-- start --
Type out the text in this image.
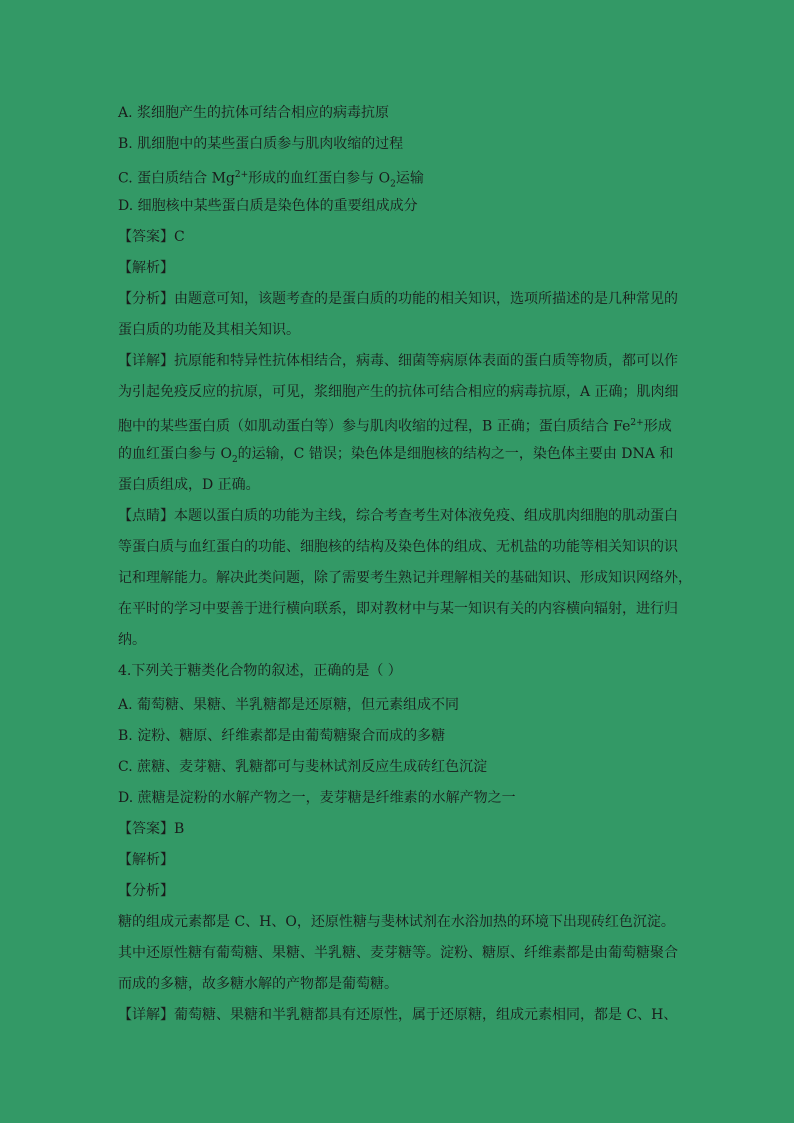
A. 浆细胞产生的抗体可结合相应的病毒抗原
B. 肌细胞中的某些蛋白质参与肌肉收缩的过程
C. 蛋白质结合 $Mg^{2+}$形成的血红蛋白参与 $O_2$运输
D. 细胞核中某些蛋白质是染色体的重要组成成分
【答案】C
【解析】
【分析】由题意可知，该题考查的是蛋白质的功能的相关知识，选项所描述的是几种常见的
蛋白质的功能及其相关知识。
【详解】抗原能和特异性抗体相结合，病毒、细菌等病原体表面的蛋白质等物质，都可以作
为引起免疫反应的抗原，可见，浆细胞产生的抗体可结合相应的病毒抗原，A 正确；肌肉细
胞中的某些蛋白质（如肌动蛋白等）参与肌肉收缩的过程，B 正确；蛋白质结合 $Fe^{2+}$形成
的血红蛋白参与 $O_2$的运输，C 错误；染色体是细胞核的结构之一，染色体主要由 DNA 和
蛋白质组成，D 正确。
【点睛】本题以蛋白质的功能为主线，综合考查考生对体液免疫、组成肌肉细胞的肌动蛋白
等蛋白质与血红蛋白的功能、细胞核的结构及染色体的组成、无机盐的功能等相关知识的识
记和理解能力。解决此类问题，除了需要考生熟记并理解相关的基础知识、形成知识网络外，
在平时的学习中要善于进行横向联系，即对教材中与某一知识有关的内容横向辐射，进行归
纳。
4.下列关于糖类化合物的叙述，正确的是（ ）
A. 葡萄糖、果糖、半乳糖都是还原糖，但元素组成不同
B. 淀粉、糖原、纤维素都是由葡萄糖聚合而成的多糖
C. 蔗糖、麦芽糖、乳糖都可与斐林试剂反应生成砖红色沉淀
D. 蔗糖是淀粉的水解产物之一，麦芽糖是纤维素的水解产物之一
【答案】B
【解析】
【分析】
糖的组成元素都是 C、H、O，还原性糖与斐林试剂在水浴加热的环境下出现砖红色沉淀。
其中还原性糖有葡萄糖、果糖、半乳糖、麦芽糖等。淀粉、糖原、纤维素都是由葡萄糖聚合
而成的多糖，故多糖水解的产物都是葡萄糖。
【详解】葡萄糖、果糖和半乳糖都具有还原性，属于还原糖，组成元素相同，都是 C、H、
-- end --
Retype each line of the listing above word for word. Exclude the pictures.

Response to the task:
Type out the text in this image.
A. 浆细胞产生的抗体可结合相应的病毒抗原
B. 肌细胞中的某些蛋白质参与肌肉收缩的过程
C. 蛋白质结合 $Mg^{2+}$形成的血红蛋白参与 $O_2$运输
D. 细胞核中某些蛋白质是染色体的重要组成成分
【答案】C
【解析】
【分析】由题意可知，该题考查的是蛋白质的功能的相关知识，选项所描述的是几种常见的
蛋白质的功能及其相关知识。
【详解】抗原能和特异性抗体相结合，病毒、细菌等病原体表面的蛋白质等物质，都可以作
为引起免疫反应的抗原，可见，浆细胞产生的抗体可结合相应的病毒抗原，A 正确；肌肉细
胞中的某些蛋白质（如肌动蛋白等）参与肌肉收缩的过程，B 正确；蛋白质结合 $Fe^{2+}$形成
的血红蛋白参与 $O_2$的运输，C 错误；染色体是细胞核的结构之一，染色体主要由 DNA 和
蛋白质组成，D 正确。
【点睛】本题以蛋白质的功能为主线，综合考查考生对体液免疫、组成肌肉细胞的肌动蛋白
等蛋白质与血红蛋白的功能、细胞核的结构及染色体的组成、无机盐的功能等相关知识的识
记和理解能力。解决此类问题，除了需要考生熟记并理解相关的基础知识、形成知识网络外，
在平时的学习中要善于进行横向联系，即对教材中与某一知识有关的内容横向辐射，进行归
纳。
4.下列关于糖类化合物的叙述，正确的是（ ）
A. 葡萄糖、果糖、半乳糖都是还原糖，但元素组成不同
B. 淀粉、糖原、纤维素都是由葡萄糖聚合而成的多糖
C. 蔗糖、麦芽糖、乳糖都可与斐林试剂反应生成砖红色沉淀
D. 蔗糖是淀粉的水解产物之一，麦芽糖是纤维素的水解产物之一
【答案】B
【解析】
【分析】
糖的组成元素都是 C、H、O，还原性糖与斐林试剂在水浴加热的环境下出现砖红色沉淀。
其中还原性糖有葡萄糖、果糖、半乳糖、麦芽糖等。淀粉、糖原、纤维素都是由葡萄糖聚合
而成的多糖，故多糖水解的产物都是葡萄糖。
【详解】葡萄糖、果糖和半乳糖都具有还原性，属于还原糖，组成元素相同，都是 C、H、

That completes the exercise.